### MATERIAL FOR THIS EXERCISE
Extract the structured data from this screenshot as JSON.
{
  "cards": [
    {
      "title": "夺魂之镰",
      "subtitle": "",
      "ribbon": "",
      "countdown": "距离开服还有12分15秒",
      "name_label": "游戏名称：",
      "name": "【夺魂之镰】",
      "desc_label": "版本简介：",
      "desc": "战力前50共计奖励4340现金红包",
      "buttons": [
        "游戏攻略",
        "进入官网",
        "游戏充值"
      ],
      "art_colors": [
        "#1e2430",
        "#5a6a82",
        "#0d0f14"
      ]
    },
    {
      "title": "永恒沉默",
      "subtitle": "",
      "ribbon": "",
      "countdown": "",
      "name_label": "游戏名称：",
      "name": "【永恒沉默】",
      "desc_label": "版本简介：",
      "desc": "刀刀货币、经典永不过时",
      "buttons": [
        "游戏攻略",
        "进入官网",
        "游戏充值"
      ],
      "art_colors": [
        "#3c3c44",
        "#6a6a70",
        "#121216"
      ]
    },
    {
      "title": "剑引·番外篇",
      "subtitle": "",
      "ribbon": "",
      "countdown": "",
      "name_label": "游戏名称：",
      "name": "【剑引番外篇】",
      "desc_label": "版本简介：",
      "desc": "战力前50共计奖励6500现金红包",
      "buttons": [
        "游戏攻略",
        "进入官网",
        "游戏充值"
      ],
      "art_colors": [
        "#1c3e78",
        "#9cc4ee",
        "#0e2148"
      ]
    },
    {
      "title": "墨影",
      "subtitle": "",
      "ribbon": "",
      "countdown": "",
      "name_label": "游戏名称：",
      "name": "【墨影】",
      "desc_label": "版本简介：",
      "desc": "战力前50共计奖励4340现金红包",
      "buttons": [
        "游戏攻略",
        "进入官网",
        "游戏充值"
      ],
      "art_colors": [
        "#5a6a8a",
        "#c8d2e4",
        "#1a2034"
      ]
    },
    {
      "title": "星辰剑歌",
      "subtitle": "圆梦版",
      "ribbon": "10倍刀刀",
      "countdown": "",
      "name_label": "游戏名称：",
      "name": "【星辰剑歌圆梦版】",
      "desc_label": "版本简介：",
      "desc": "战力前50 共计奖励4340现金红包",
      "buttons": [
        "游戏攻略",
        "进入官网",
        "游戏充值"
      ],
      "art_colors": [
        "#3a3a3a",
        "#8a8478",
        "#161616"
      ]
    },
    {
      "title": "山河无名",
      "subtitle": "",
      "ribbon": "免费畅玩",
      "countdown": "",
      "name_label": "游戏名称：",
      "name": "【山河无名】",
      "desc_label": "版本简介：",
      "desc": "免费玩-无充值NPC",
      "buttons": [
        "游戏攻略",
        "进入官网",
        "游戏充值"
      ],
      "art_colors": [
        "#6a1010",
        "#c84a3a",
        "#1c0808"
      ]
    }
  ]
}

### GIVEN PROBLEM
Quote each line above in full, word for word.

### OUTPUT BELOW
Extract the structured data from this screenshot as JSON.
{
  "cards": [
    {
      "title": "夺魂之镰",
      "subtitle": "",
      "ribbon": "",
      "countdown": "距离开服还有12分15秒",
      "name_label": "游戏名称：",
      "name": "【夺魂之镰】",
      "desc_label": "版本简介：",
      "desc": "战力前50共计奖励4340现金红包",
      "buttons": [
        "游戏攻略",
        "进入官网",
        "游戏充值"
      ],
      "art_colors": [
        "#1e2430",
        "#5a6a82",
        "#0d0f14"
      ]
    },
    {
      "title": "永恒沉默",
      "subtitle": "",
      "ribbon": "",
      "countdown": "",
      "name_label": "游戏名称：",
      "name": "【永恒沉默】",
      "desc_label": "版本简介：",
      "desc": "刀刀货币、经典永不过时",
      "buttons": [
        "游戏攻略",
        "进入官网",
        "游戏充值"
      ],
      "art_colors": [
        "#3c3c44",
        "#6a6a70",
        "#121216"
      ]
    },
    {
      "title": "剑引·番外篇",
      "subtitle": "",
      "ribbon": "",
      "countdown": "",
      "name_label": "游戏名称：",
      "name": "【剑引番外篇】",
      "desc_label": "版本简介：",
      "desc": "战力前50共计奖励6500现金红包",
      "buttons": [
        "游戏攻略",
        "进入官网",
        "游戏充值"
      ],
      "art_colors": [
        "#1c3e78",
        "#9cc4ee",
        "#0e2148"
      ]
    },
    {
      "title": "墨影",
      "subtitle": "",
      "ribbon": "",
      "countdown": "",
      "name_label": "游戏名称：",
      "name": "【墨影】",
      "desc_label": "版本简介：",
      "desc": "战力前50共计奖励4340现金红包",
      "buttons": [
        "游戏攻略",
        "进入官网",
        "游戏充值"
      ],
      "art_colors": [
        "#5a6a8a",
        "#c8d2e4",
        "#1a2034"
      ]
    },
    {
      "title": "星辰剑歌",
      "subtitle": "圆梦版",
      "ribbon": "10倍刀刀",
      "countdown": "",
      "name_label": "游戏名称：",
      "name": "【星辰剑歌圆梦版】",
      "desc_label": "版本简介：",
      "desc": "战力前50 共计奖励4340现金红包",
      "buttons": [
        "游戏攻略",
        "进入官网",
        "游戏充值"
      ],
      "art_colors": [
        "#3a3a3a",
        "#8a8478",
        "#161616"
      ]
    },
    {
      "title": "山河无名",
      "subtitle": "",
      "ribbon": "免费畅玩",
      "countdown": "",
      "name_label": "游戏名称：",
      "name": "【山河无名】",
      "desc_label": "版本简介：",
      "desc": "免费玩-无充值NPC",
      "buttons": [
        "游戏攻略",
        "进入官网",
        "游戏充值"
      ],
      "art_colors": [
        "#6a1010",
        "#c84a3a",
        "#1c0808"
      ]
    }
  ]
}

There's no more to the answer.